(Records from a data collection)
####################

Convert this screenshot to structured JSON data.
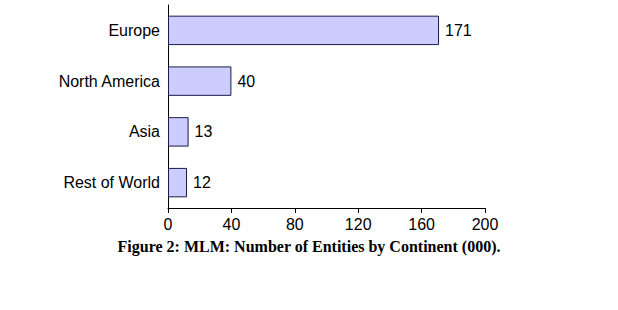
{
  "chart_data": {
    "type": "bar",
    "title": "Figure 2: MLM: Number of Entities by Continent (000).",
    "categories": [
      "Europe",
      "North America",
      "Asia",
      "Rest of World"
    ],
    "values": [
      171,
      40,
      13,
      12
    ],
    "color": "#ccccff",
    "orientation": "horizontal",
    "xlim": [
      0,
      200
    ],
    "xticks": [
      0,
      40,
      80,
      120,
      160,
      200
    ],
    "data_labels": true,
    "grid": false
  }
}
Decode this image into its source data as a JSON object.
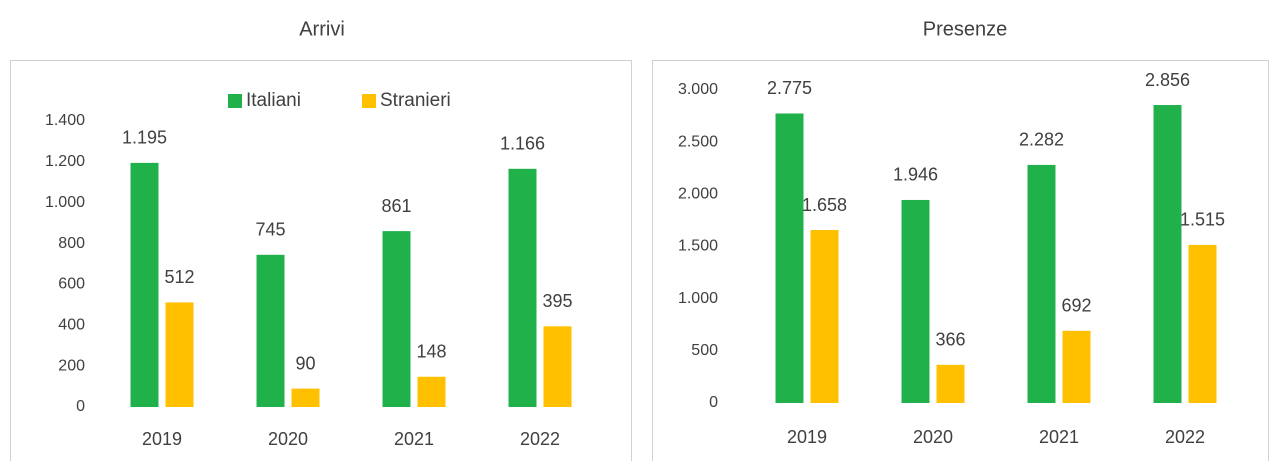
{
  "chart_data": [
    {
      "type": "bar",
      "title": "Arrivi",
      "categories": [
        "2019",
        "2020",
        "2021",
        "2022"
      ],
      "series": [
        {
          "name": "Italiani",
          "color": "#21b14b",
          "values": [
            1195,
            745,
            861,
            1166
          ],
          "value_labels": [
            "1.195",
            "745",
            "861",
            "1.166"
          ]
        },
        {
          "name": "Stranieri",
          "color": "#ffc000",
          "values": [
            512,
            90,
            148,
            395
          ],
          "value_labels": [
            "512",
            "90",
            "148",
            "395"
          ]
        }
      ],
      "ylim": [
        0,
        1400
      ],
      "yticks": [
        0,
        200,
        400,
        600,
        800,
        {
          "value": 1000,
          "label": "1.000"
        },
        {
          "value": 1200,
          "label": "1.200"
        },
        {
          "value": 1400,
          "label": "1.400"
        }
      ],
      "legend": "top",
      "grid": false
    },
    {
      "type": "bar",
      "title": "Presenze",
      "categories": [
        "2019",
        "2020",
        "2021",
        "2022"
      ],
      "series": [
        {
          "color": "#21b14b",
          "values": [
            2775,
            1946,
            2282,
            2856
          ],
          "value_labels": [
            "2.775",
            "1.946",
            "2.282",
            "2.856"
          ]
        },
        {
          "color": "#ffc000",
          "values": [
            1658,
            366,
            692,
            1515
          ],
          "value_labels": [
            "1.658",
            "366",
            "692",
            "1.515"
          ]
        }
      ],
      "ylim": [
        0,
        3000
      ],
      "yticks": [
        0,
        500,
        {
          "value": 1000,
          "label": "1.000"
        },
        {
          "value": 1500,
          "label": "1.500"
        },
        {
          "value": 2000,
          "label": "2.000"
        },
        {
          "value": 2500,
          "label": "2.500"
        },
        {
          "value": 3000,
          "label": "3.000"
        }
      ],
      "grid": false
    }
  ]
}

####################

Leave out the pictures and transcribe everything else exactly.

▶ **EXPECTED OUTPUT**:
Convert this screenshot to structured JSON data.
{
  "chart_data": {
    "type": "bar",
    "title": "Figure 2: MLM: Number of Entities by Continent (000).",
    "categories": [
      "Europe",
      "North America",
      "Asia",
      "Rest of World"
    ],
    "values": [
      171,
      40,
      13,
      12
    ],
    "color": "#ccccff",
    "orientation": "horizontal",
    "xlim": [
      0,
      200
    ],
    "xticks": [
      0,
      40,
      80,
      120,
      160,
      200
    ],
    "data_labels": true,
    "grid": false
  }
}
Decode this image into its source data as a JSON object.
{
  "chart_data": [
    {
      "type": "bar",
      "title": "Arrivi",
      "categories": [
        "2019",
        "2020",
        "2021",
        "2022"
      ],
      "series": [
        {
          "name": "Italiani",
          "color": "#21b14b",
          "values": [
            1195,
            745,
            861,
            1166
          ],
          "value_labels": [
            "1.195",
            "745",
            "861",
            "1.166"
          ]
        },
        {
          "name": "Stranieri",
          "color": "#ffc000",
          "values": [
            512,
            90,
            148,
            395
          ],
          "value_labels": [
            "512",
            "90",
            "148",
            "395"
          ]
        }
      ],
      "ylim": [
        0,
        1400
      ],
      "yticks": [
        0,
        200,
        400,
        600,
        800,
        {
          "value": 1000,
          "label": "1.000"
        },
        {
          "value": 1200,
          "label": "1.200"
        },
        {
          "value": 1400,
          "label": "1.400"
        }
      ],
      "legend": "top",
      "grid": false
    },
    {
      "type": "bar",
      "title": "Presenze",
      "categories": [
        "2019",
        "2020",
        "2021",
        "2022"
      ],
      "series": [
        {
          "color": "#21b14b",
          "values": [
            2775,
            1946,
            2282,
            2856
          ],
          "value_labels": [
            "2.775",
            "1.946",
            "2.282",
            "2.856"
          ]
        },
        {
          "color": "#ffc000",
          "values": [
            1658,
            366,
            692,
            1515
          ],
          "value_labels": [
            "1.658",
            "366",
            "692",
            "1.515"
          ]
        }
      ],
      "ylim": [
        0,
        3000
      ],
      "yticks": [
        0,
        500,
        {
          "value": 1000,
          "label": "1.000"
        },
        {
          "value": 1500,
          "label": "1.500"
        },
        {
          "value": 2000,
          "label": "2.000"
        },
        {
          "value": 2500,
          "label": "2.500"
        },
        {
          "value": 3000,
          "label": "3.000"
        }
      ],
      "grid": false
    }
  ]
}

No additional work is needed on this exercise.